** Dataset rows **
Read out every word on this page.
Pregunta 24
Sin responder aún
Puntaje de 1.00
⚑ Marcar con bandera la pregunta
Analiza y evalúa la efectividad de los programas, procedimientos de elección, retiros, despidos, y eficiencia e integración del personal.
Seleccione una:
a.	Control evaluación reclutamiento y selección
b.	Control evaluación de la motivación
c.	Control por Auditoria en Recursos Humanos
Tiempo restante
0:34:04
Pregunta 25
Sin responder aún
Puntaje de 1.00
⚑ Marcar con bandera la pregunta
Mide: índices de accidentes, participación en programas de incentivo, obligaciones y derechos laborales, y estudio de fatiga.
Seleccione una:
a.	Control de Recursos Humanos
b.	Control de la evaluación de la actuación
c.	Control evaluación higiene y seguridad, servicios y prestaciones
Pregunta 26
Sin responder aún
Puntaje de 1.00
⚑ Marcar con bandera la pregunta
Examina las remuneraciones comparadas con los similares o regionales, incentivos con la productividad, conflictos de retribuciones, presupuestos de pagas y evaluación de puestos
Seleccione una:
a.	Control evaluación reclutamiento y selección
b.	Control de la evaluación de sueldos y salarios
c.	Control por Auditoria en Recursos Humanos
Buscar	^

** Exercise **
Each line of the listing should be copied exactly.

** Complete answer **
Read out every word on this page.
Pregunta 24
Sin responder aún
Puntaje de 1.00
⚑ Marcar con bandera la pregunta
Analiza y evalúa la efectividad de los programas, procedimientos de elección, retiros, despidos, y eficiencia e integración del personal.
Seleccione una:
a.	Control evaluación reclutamiento y selección
b.	Control evaluación de la motivación
c.	Control por Auditoria en Recursos Humanos
Tiempo restante
0:34:04
Pregunta 25
Sin responder aún
Puntaje de 1.00
⚑ Marcar con bandera la pregunta
Mide: índices de accidentes, participación en programas de incentivo, obligaciones y derechos laborales, y estudio de fatiga.
Seleccione una:
a.	Control de Recursos Humanos
b.	Control de la evaluación de la actuación
c.	Control evaluación higiene y seguridad, servicios y prestaciones
Pregunta 26
Sin responder aún
Puntaje de 1.00
⚑ Marcar con bandera la pregunta
Examina las remuneraciones comparadas con los similares o regionales, incentivos con la productividad, conflictos de retribuciones, presupuestos de pagas y evaluación de puestos
Seleccione una:
a.	Control evaluación reclutamiento y selección
b.	Control de la evaluación de sueldos y salarios
c.	Control por Auditoria en Recursos Humanos
Buscar	^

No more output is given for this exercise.